_Data records_
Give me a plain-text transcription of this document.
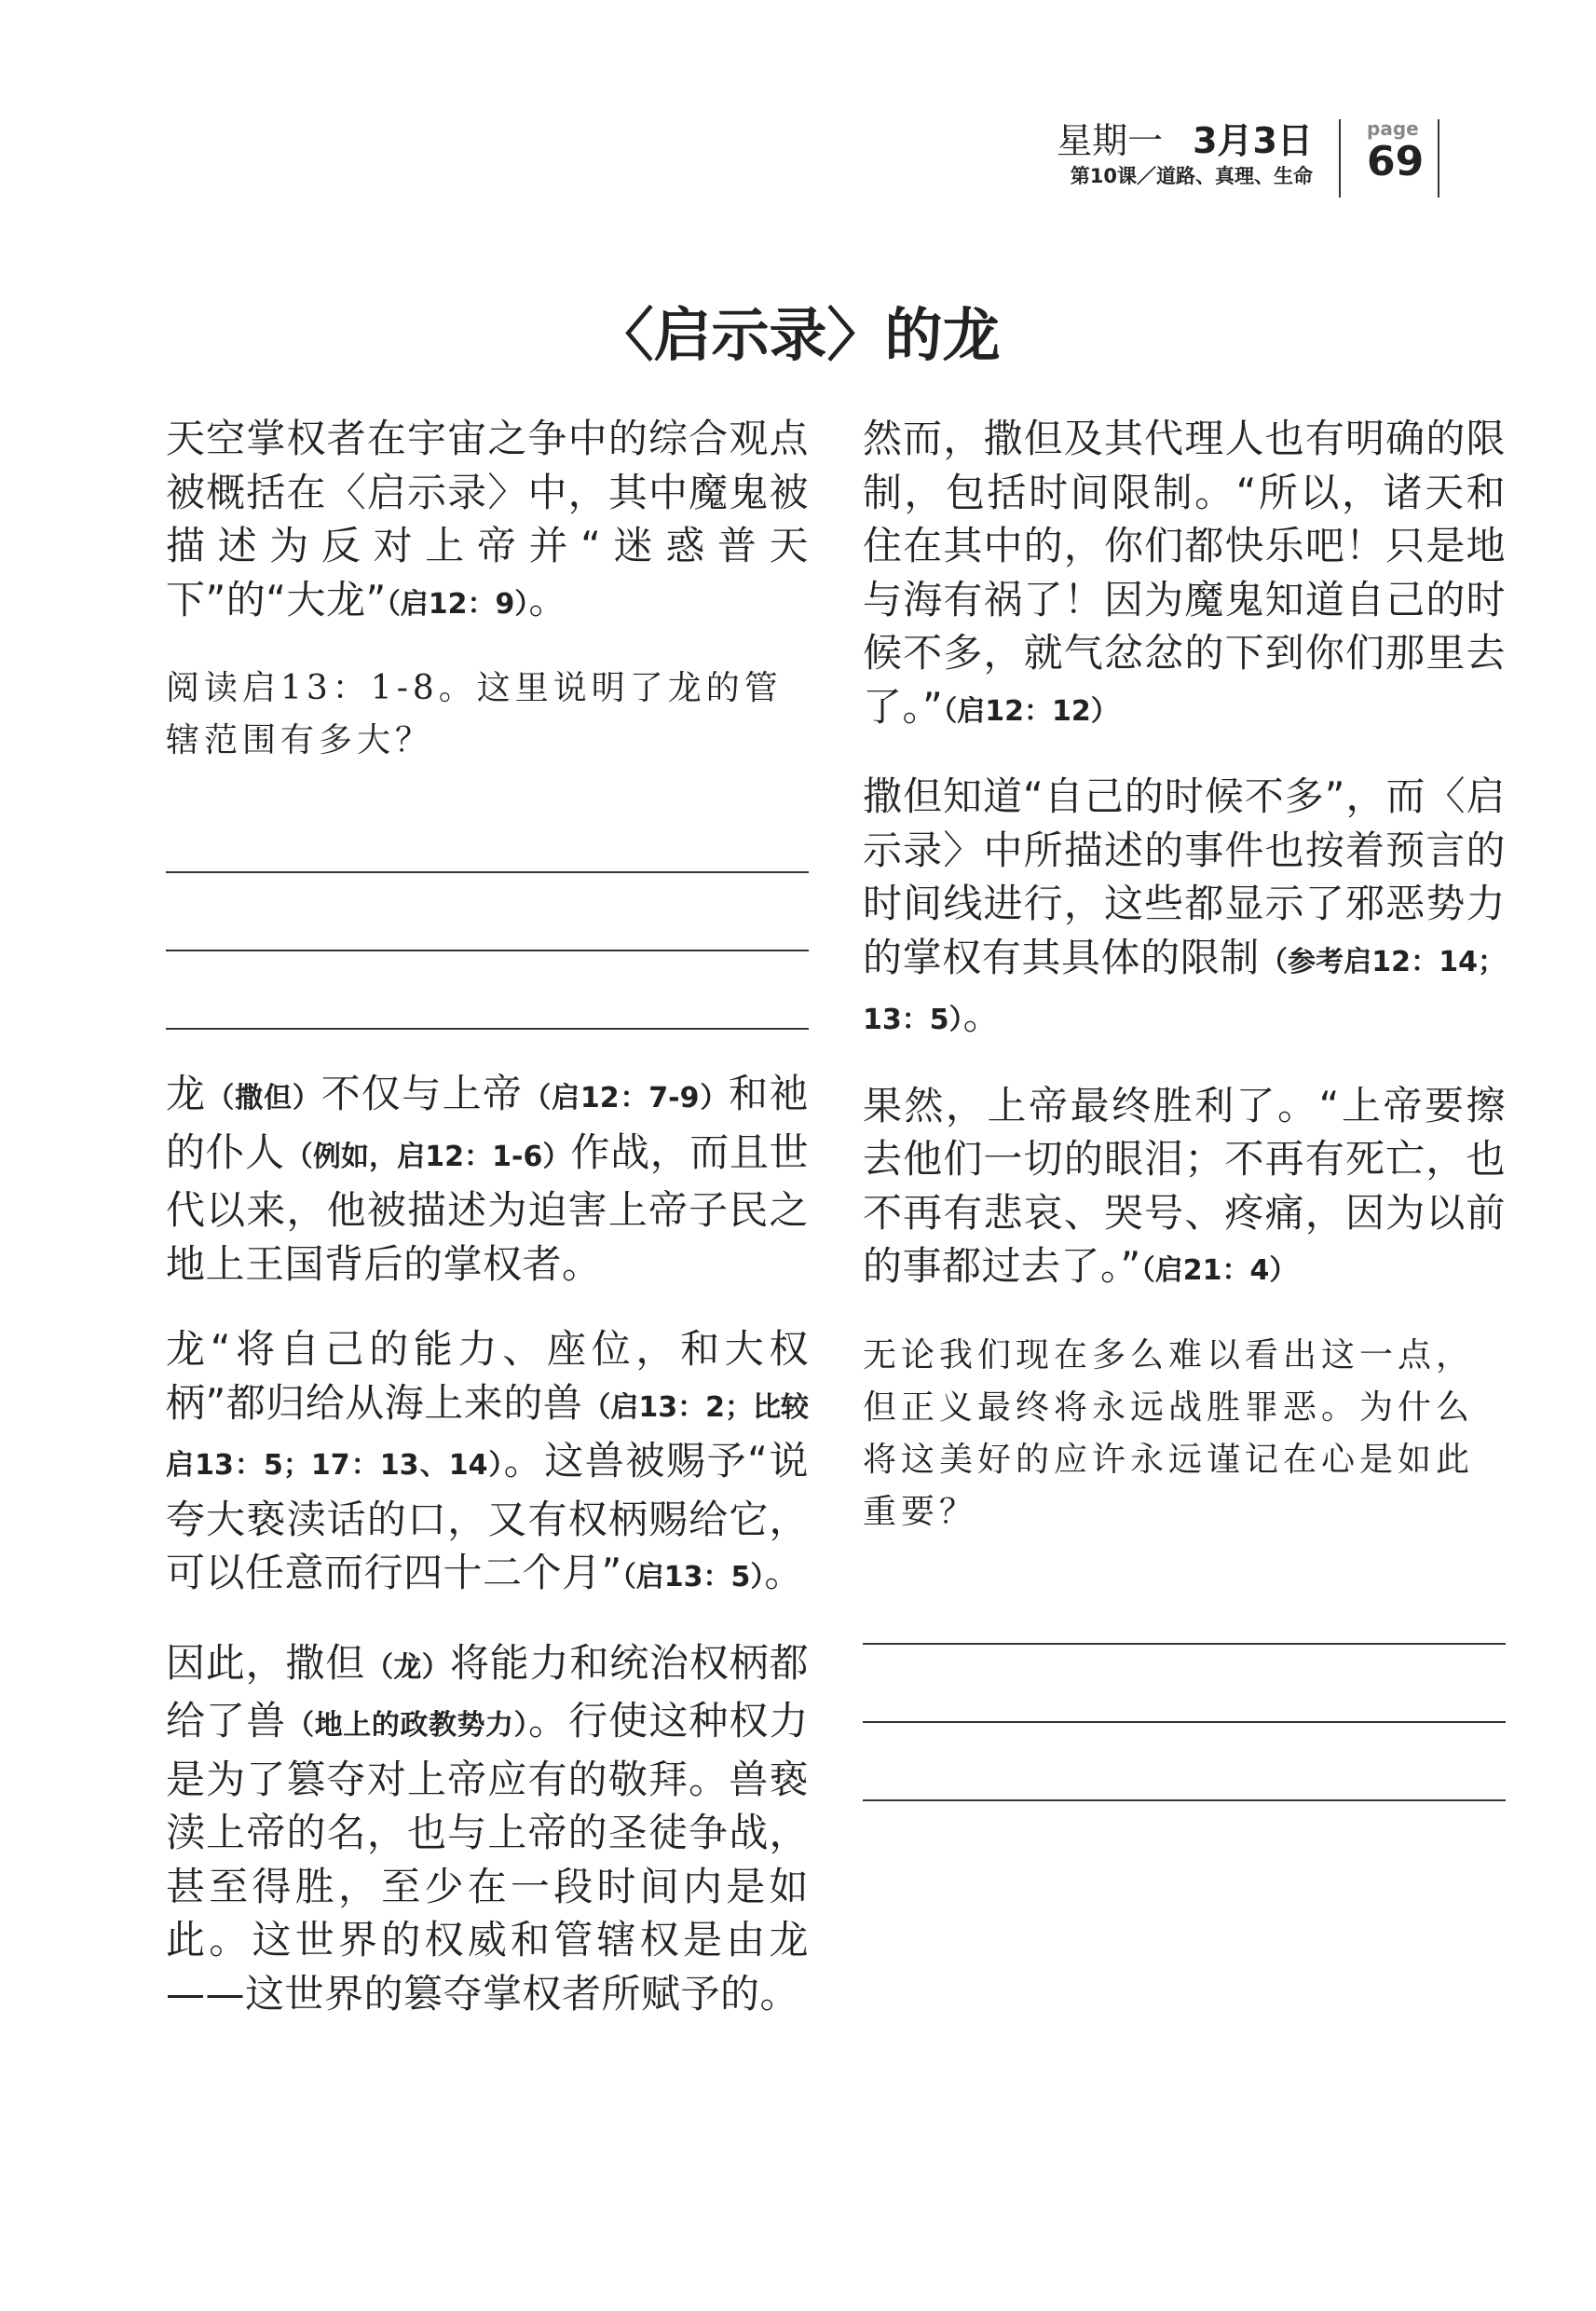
星期一 3月3日
第10课／道路、真理、生命
page
69
〈启示录〉的龙

天空掌权者在宇宙之争中的综合观点被概括在〈启示录〉中，其中魔鬼被描述为反对上帝并“迷惑普天下”的“大龙”（启12：9）。

阅读启13：1-8。这里说明了龙的管辖范围有多大？

龙（撒但）不仅与上帝（启12：7-9）和祂的仆人（例如，启12：1-6）作战，而且世代以来，他被描述为迫害上帝子民之地上王国背后的掌权者。

龙“将自己的能力、座位，和大权柄”都归给从海上来的兽（启13：2；比较启13：5；17：13、14）。这兽被赐予“说夸大亵渎话的口，又有权柄赐给它，可以任意而行四十二个月”（启13：5）。

因此，撒但（龙）将能力和统治权柄都给了兽（地上的政教势力）。行使这种权力是为了篡夺对上帝应有的敬拜。兽亵渎上帝的名，也与上帝的圣徒争战，甚至得胜，至少在一段时间内是如此。这世界的权威和管辖权是由龙——这世界的篡夺掌权者所赋予的。

然而，撒但及其代理人也有明确的限制，包括时间限制。“所以，诸天和住在其中的，你们都快乐吧！只是地与海有祸了！因为魔鬼知道自己的时候不多，就气忿忿的下到你们那里去了。”（启12：12）

撒但知道“自己的时候不多”，而〈启示录〉中所描述的事件也按着预言的时间线进行，这些都显示了邪恶势力的掌权有其具体的限制（参考启12：14；13：5）。

果然，上帝最终胜利了。“上帝要擦去他们一切的眼泪；不再有死亡，也不再有悲哀、哭号、疼痛，因为以前的事都过去了。”（启21：4）

无论我们现在多么难以看出这一点，但正义最终将永远战胜罪恶。为什么将这美好的应许永远谨记在心是如此重要？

_REQUIREMENTS_
Can you retype every record above exactly, leaving out the pictures?

_EXPECTED ANSWER_
Give me a plain-text transcription of this document.
星期一 3月3日
第10课／道路、真理、生命
page
69
〈启示录〉的龙

天空掌权者在宇宙之争中的综合观点被概括在〈启示录〉中，其中魔鬼被描述为反对上帝并“迷惑普天下”的“大龙”（启12：9）。

阅读启13：1-8。这里说明了龙的管辖范围有多大？

龙（撒但）不仅与上帝（启12：7-9）和祂的仆人（例如，启12：1-6）作战，而且世代以来，他被描述为迫害上帝子民之地上王国背后的掌权者。

龙“将自己的能力、座位，和大权柄”都归给从海上来的兽（启13：2；比较启13：5；17：13、14）。这兽被赐予“说夸大亵渎话的口，又有权柄赐给它，可以任意而行四十二个月”（启13：5）。

因此，撒但（龙）将能力和统治权柄都给了兽（地上的政教势力）。行使这种权力是为了篡夺对上帝应有的敬拜。兽亵渎上帝的名，也与上帝的圣徒争战，甚至得胜，至少在一段时间内是如此。这世界的权威和管辖权是由龙——这世界的篡夺掌权者所赋予的。

然而，撒但及其代理人也有明确的限制，包括时间限制。“所以，诸天和住在其中的，你们都快乐吧！只是地与海有祸了！因为魔鬼知道自己的时候不多，就气忿忿的下到你们那里去了。”（启12：12）

撒但知道“自己的时候不多”，而〈启示录〉中所描述的事件也按着预言的时间线进行，这些都显示了邪恶势力的掌权有其具体的限制（参考启12：14；13：5）。

果然，上帝最终胜利了。“上帝要擦去他们一切的眼泪；不再有死亡，也不再有悲哀、哭号、疼痛，因为以前的事都过去了。”（启21：4）

无论我们现在多么难以看出这一点，但正义最终将永远战胜罪恶。为什么将这美好的应许永远谨记在心是如此重要？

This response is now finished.